## Task to carry out
Output each entry below as it stands, leaving out every picture.

## Data entries
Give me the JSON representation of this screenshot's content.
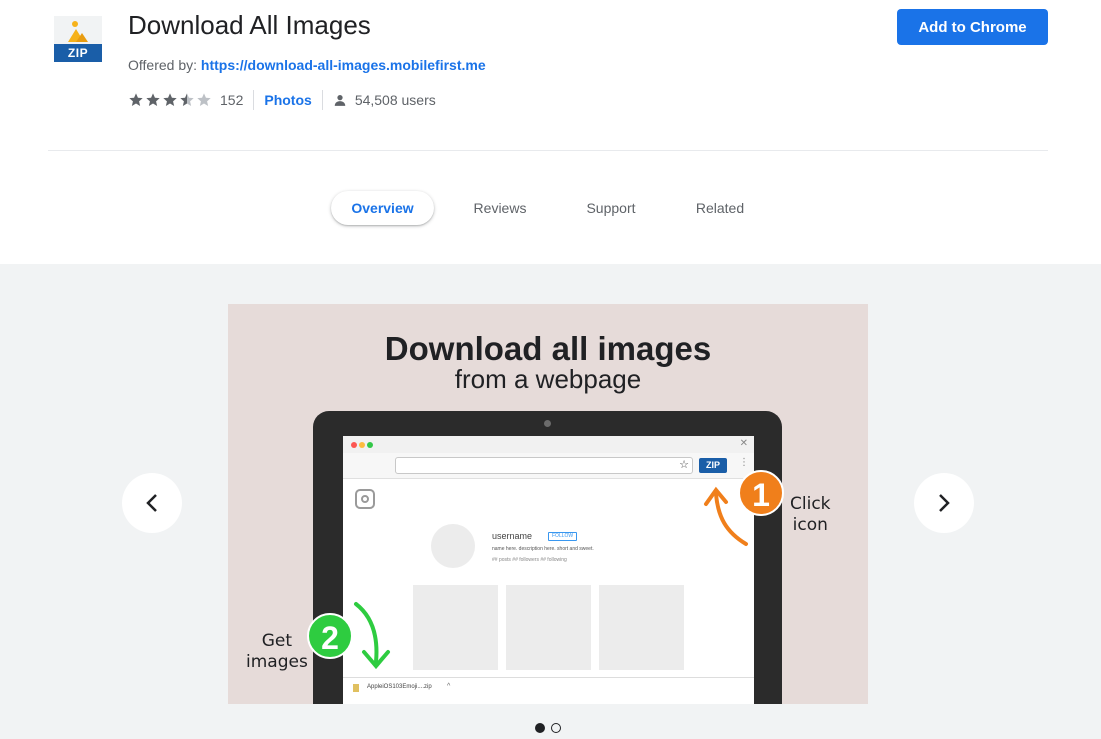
{
  "header": {
    "icon_label": "ZIP",
    "title": "Download All Images",
    "offered_label": "Offered by:",
    "offered_link": "https://download-all-images.mobilefirst.me",
    "rating_count": "152",
    "rating_value": 3.5,
    "photos_label": "Photos",
    "users": "54,508 users",
    "add_button": "Add to Chrome"
  },
  "tabs": [
    {
      "label": "Overview",
      "active": true
    },
    {
      "label": "Reviews",
      "active": false
    },
    {
      "label": "Support",
      "active": false
    },
    {
      "label": "Related",
      "active": false
    }
  ],
  "slide": {
    "headline": "Download all images",
    "subheadline": "from a webpage",
    "zip_badge": "ZIP",
    "step1": "1",
    "step1_text_line1": "Click",
    "step1_text_line2": "icon",
    "step2": "2",
    "step2_text_line1": "Get",
    "step2_text_line2": "images",
    "profile_username": "username",
    "profile_follow": "FOLLOW",
    "profile_bio": "name here. description here. short and sweet.",
    "profile_stats": "## posts   ## followers   ## following",
    "download_file": "AppleiOS103Emoji....zip"
  },
  "colors": {
    "accent": "#1a73e8",
    "orange": "#f07f1b",
    "green": "#2ecc40"
  },
  "pager": {
    "total": 2,
    "current": 1
  }
}
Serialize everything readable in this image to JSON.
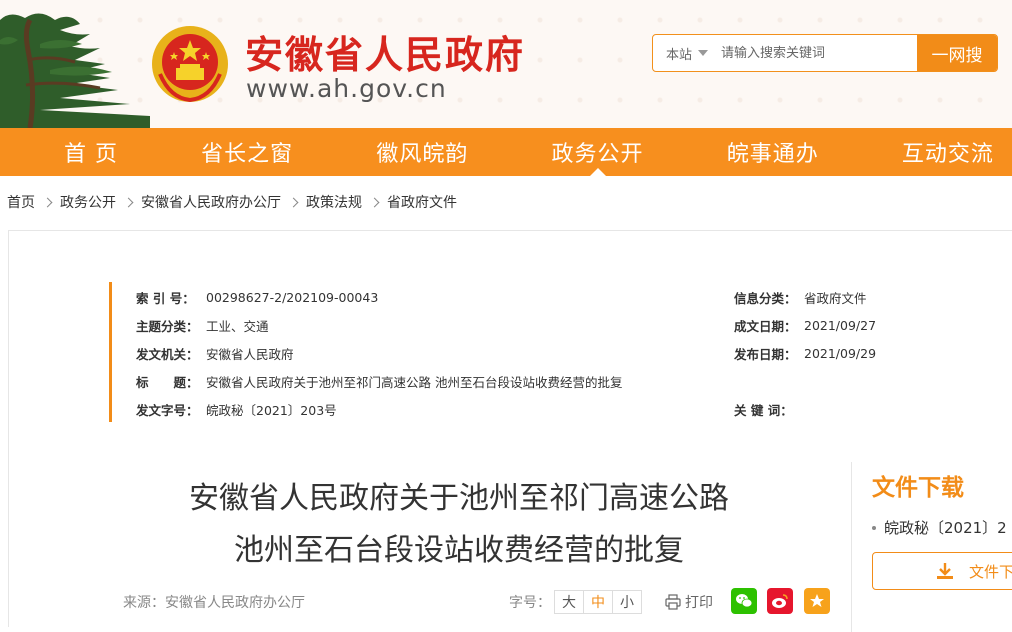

## The reply
Give me the JSON representation of this screenshot's content.
{
  "header": {
    "icon_label": "ZIP",
    "title": "Download All Images",
    "offered_label": "Offered by:",
    "offered_link": "https://download-all-images.mobilefirst.me",
    "rating_count": "152",
    "rating_value": 3.5,
    "photos_label": "Photos",
    "users": "54,508 users",
    "add_button": "Add to Chrome"
  },
  "tabs": [
    {
      "label": "Overview",
      "active": true
    },
    {
      "label": "Reviews",
      "active": false
    },
    {
      "label": "Support",
      "active": false
    },
    {
      "label": "Related",
      "active": false
    }
  ],
  "slide": {
    "headline": "Download all images",
    "subheadline": "from a webpage",
    "zip_badge": "ZIP",
    "step1": "1",
    "step1_text_line1": "Click",
    "step1_text_line2": "icon",
    "step2": "2",
    "step2_text_line1": "Get",
    "step2_text_line2": "images",
    "profile_username": "username",
    "profile_follow": "FOLLOW",
    "profile_bio": "name here. description here. short and sweet.",
    "profile_stats": "## posts   ## followers   ## following",
    "download_file": "AppleiOS103Emoji....zip"
  },
  "colors": {
    "accent": "#1a73e8",
    "orange": "#f07f1b",
    "green": "#2ecc40"
  },
  "pager": {
    "total": 2,
    "current": 1
  }
}
Serialize everything readable in this image to JSON.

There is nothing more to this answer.